EXERCISE REQUIREMENTS: Below is a block of records: output all of them exactly and leave out the pictures.

MATERIAL FOR THIS TASK:
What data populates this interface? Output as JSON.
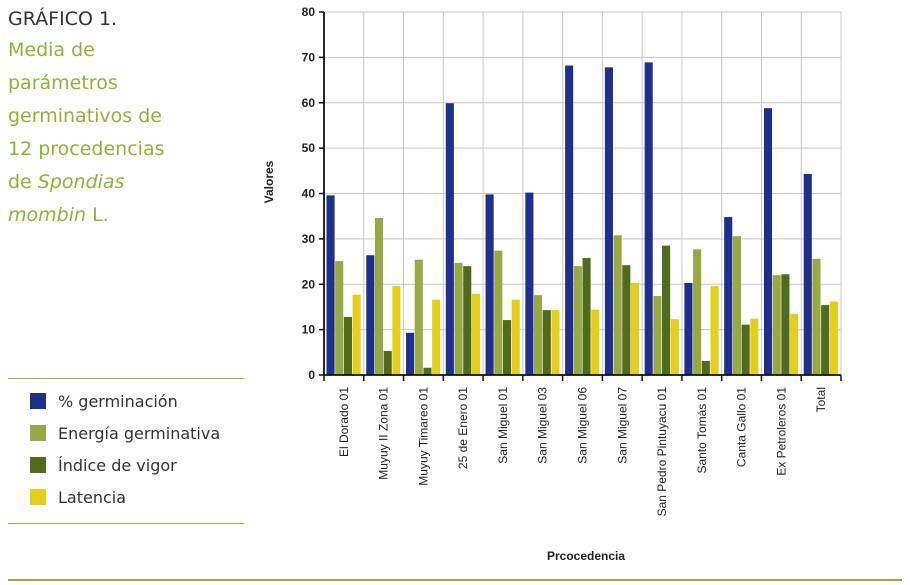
{
  "caption": {
    "label": "GRÁFICO 1.",
    "line1": "Media de",
    "line2": "parámetros",
    "line3": "germinativos de",
    "line4": "12 procedencias",
    "line5_prefix": "de ",
    "line5_italic": "Spondias",
    "line6_italic": "mombin",
    "line6_suffix": " L."
  },
  "colors": {
    "accent_green": "#8db33a",
    "germinacion": "#1f2f8a",
    "energia": "#97a845",
    "vigor": "#4f6b1b",
    "latencia": "#e3cf1c"
  },
  "chart_data": {
    "type": "bar",
    "title": "",
    "xlabel": "Prcocedencia",
    "ylabel": "Valores",
    "ylim": [
      0,
      80
    ],
    "yticks": [
      0,
      10,
      20,
      30,
      40,
      50,
      60,
      70,
      80
    ],
    "grid": true,
    "legend_position": "left",
    "categories": [
      "El Dorado 01",
      "Muyuy II Zona 01",
      "Muyuy Timareo 01",
      "25 de Enero 01",
      "San Miguel 01",
      "San Miguel 03",
      "San Miguel 06",
      "San Miguel 07",
      "San Pedro Pintuyacu 01",
      "Santo Tomás 01",
      "Canta Gallo 01",
      "Ex Petroleros 01",
      "Total"
    ],
    "series": [
      {
        "name": "% germinación",
        "color": "#1f2f8a",
        "values": [
          39.6,
          26.4,
          9.3,
          59.9,
          39.8,
          40.2,
          68.2,
          67.8,
          68.9,
          20.3,
          34.8,
          58.8,
          44.3
        ]
      },
      {
        "name": "Energía germinativa",
        "color": "#97a845",
        "values": [
          25.1,
          34.6,
          25.4,
          24.7,
          27.4,
          17.6,
          24.0,
          30.8,
          17.4,
          27.7,
          30.6,
          22.0,
          25.6
        ]
      },
      {
        "name": "Índice de vigor",
        "color": "#4f6b1b",
        "values": [
          12.8,
          5.3,
          1.6,
          24.0,
          12.1,
          14.3,
          25.8,
          24.2,
          28.5,
          3.1,
          11.1,
          22.2,
          15.4
        ]
      },
      {
        "name": "Latencia",
        "color": "#e3cf1c",
        "values": [
          17.7,
          19.6,
          16.6,
          17.9,
          16.6,
          14.3,
          14.4,
          20.3,
          12.3,
          19.6,
          12.4,
          13.5,
          16.2
        ]
      }
    ]
  }
}
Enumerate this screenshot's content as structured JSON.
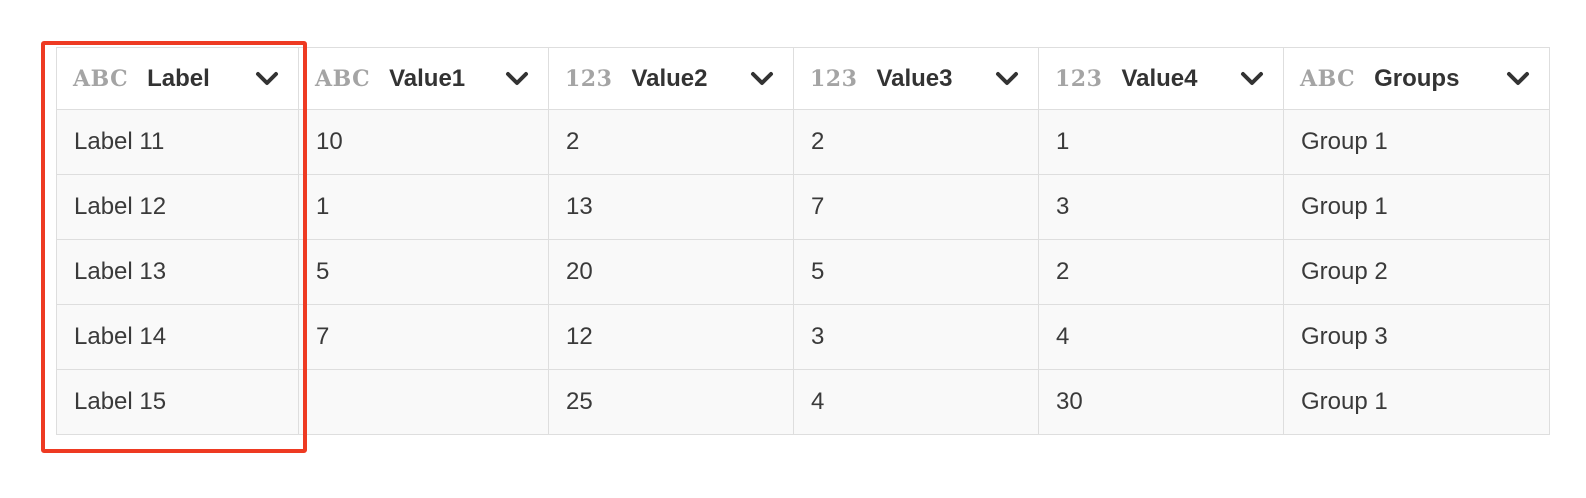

RESULT:
What data populates this interface? Output as JSON.
{
  "caption": {
    "label": "GRÁFICO 1.",
    "line1": "Media de",
    "line2": "parámetros",
    "line3": "germinativos de",
    "line4": "12 procedencias",
    "line5_prefix": "de ",
    "line5_italic": "Spondias",
    "line6_italic": "mombin",
    "line6_suffix": " L."
  },
  "colors": {
    "accent_green": "#8db33a",
    "germinacion": "#1f2f8a",
    "energia": "#97a845",
    "vigor": "#4f6b1b",
    "latencia": "#e3cf1c"
  },
  "chart_data": {
    "type": "bar",
    "title": "",
    "xlabel": "Prcocedencia",
    "ylabel": "Valores",
    "ylim": [
      0,
      80
    ],
    "yticks": [
      0,
      10,
      20,
      30,
      40,
      50,
      60,
      70,
      80
    ],
    "grid": true,
    "legend_position": "left",
    "categories": [
      "El Dorado 01",
      "Muyuy II Zona 01",
      "Muyuy Timareo 01",
      "25 de Enero 01",
      "San Miguel 01",
      "San Miguel 03",
      "San Miguel 06",
      "San Miguel 07",
      "San Pedro Pintuyacu 01",
      "Santo Tomás 01",
      "Canta Gallo 01",
      "Ex Petroleros 01",
      "Total"
    ],
    "series": [
      {
        "name": "% germinación",
        "color": "#1f2f8a",
        "values": [
          39.6,
          26.4,
          9.3,
          59.9,
          39.8,
          40.2,
          68.2,
          67.8,
          68.9,
          20.3,
          34.8,
          58.8,
          44.3
        ]
      },
      {
        "name": "Energía germinativa",
        "color": "#97a845",
        "values": [
          25.1,
          34.6,
          25.4,
          24.7,
          27.4,
          17.6,
          24.0,
          30.8,
          17.4,
          27.7,
          30.6,
          22.0,
          25.6
        ]
      },
      {
        "name": "Índice de vigor",
        "color": "#4f6b1b",
        "values": [
          12.8,
          5.3,
          1.6,
          24.0,
          12.1,
          14.3,
          25.8,
          24.2,
          28.5,
          3.1,
          11.1,
          22.2,
          15.4
        ]
      },
      {
        "name": "Latencia",
        "color": "#e3cf1c",
        "values": [
          17.7,
          19.6,
          16.6,
          17.9,
          16.6,
          14.3,
          14.4,
          20.3,
          12.3,
          19.6,
          12.4,
          13.5,
          16.2
        ]
      }
    ]
  }
}
Enumerate this screenshot's content as structured JSON.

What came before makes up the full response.